_Extracted text:_

As our state lawmakers wrench their shoulders, patting themselves on the back for finally writing a budget (four months late), let’s stop for a moment. Put down the champagne and let’s ask ourselves: What really happened here?
The past months of budget negotiations may have been bi-partisan, but they have been far from transparent. This budget was baked by a handful of politicians, far from public view.
Not even Gov. Dannel Malloy was clued in on the details. Like us citizens, pols called him “irrelevant” to the decision making process.
At one point last week, state Capitol police actually locked down the Capitol at 5 p.m. — even as negotiations continued — ejecting members of the public from the building lest they have a chance to speak to their elected officials to find out what was being decided.
One by one, the financial facts of this “veto-proof” budget are now emerging. And one of the most disturbing is the impending ethical and financial castration of CT-N, the state’s independent television network — our answer to C-SPAN.
For 18 years CT-N has provided objective, arms-length gavel-to-gavel coverage of the three branches of state government and other important policy discussions across the state. Now lawmakers have cut off its arms, slashing CT-N’s budget from $2.8 to $1.6 million a year.
That means no coverage of the executive or judicial branches (just the Legislature) and no coverage outside the Capitol.

_Available data:_
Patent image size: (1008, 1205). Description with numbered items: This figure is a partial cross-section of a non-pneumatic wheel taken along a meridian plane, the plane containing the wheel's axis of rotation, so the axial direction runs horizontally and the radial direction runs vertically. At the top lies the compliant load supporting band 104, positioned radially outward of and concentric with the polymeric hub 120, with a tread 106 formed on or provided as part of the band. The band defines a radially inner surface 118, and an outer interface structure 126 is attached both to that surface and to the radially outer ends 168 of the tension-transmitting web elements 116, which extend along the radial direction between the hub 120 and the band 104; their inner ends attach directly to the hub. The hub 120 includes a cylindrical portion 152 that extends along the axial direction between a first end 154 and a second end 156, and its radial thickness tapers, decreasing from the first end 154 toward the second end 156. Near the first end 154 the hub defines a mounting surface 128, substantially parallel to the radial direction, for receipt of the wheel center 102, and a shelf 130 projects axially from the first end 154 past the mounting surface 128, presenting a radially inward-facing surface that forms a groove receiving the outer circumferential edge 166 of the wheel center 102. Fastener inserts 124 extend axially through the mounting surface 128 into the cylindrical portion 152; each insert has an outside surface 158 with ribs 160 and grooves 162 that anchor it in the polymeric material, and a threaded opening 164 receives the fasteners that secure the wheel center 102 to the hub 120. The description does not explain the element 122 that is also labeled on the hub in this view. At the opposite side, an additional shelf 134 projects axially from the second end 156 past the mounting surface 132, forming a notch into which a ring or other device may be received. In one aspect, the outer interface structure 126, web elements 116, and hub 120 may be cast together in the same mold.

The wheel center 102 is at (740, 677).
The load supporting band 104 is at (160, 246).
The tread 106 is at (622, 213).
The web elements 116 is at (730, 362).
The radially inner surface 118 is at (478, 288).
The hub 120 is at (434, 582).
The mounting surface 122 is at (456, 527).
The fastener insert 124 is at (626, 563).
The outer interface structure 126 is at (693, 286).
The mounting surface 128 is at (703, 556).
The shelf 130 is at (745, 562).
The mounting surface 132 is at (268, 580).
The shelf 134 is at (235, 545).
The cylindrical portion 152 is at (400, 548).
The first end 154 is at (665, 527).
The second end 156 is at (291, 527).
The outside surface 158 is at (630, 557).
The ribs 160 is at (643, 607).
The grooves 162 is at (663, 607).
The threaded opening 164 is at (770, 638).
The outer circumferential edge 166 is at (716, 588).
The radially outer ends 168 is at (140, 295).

_Activity:_ Please render this sentence from the opinion piece on the state budget in Spanish: "Not even Gov. Dannel Malloy was clued in on the details."

_Result of the task:_ Ni siquiera el gobernador Dannel Malloy estaba al tanto de los detalles.